## [Exercise task]
Rewrite the listing below, changing every occurrence of "Absorption coefficient" to "Absorbance" and leaving everything else as it is.

## [Exercise materials]
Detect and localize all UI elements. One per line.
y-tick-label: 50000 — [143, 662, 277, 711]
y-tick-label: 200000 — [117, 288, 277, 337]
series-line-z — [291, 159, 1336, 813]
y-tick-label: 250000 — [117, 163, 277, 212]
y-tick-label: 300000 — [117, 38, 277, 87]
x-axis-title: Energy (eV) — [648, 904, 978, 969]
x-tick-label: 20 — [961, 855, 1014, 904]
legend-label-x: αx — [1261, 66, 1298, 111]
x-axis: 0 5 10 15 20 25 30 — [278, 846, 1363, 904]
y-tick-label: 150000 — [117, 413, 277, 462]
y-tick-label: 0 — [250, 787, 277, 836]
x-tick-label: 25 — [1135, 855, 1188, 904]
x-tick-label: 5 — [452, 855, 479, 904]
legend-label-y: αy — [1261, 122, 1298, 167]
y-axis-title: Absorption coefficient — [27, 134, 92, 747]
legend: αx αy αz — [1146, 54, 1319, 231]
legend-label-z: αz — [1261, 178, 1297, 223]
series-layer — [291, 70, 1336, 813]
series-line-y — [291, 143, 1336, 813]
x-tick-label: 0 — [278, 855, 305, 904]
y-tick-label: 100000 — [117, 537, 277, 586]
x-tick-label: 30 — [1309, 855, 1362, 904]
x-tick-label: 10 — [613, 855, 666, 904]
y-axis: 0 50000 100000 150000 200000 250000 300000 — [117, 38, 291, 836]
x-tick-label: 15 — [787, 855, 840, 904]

## [Expected answer]
Detect and localize all UI elements. One per line.
y-tick-label: 50000 — [143, 662, 277, 711]
y-tick-label: 200000 — [117, 288, 277, 337]
series-line-z — [291, 159, 1336, 813]
y-tick-label: 250000 — [117, 163, 277, 212]
y-tick-label: 300000 — [117, 38, 277, 87]
x-axis-title: Energy (eV) — [648, 904, 978, 969]
x-tick-label: 20 — [961, 855, 1014, 904]
legend-label-x: αx — [1261, 66, 1298, 111]
x-axis: 0 5 10 15 20 25 30 — [278, 846, 1363, 904]
y-tick-label: 150000 — [117, 413, 277, 462]
y-tick-label: 0 — [250, 787, 277, 836]
x-tick-label: 25 — [1135, 855, 1188, 904]
x-tick-label: 5 — [452, 855, 479, 904]
legend-label-y: αy — [1261, 122, 1298, 167]
y-axis-title: Absorbance — [27, 134, 92, 747]
legend: αx αy αz — [1146, 54, 1319, 231]
legend-label-z: αz — [1261, 178, 1297, 223]
series-layer — [291, 70, 1336, 813]
series-line-y — [291, 143, 1336, 813]
x-tick-label: 0 — [278, 855, 305, 904]
y-tick-label: 100000 — [117, 537, 277, 586]
x-tick-label: 30 — [1309, 855, 1362, 904]
x-tick-label: 10 — [613, 855, 666, 904]
y-axis: 0 50000 100000 150000 200000 250000 300000 — [117, 38, 291, 836]
x-tick-label: 15 — [787, 855, 840, 904]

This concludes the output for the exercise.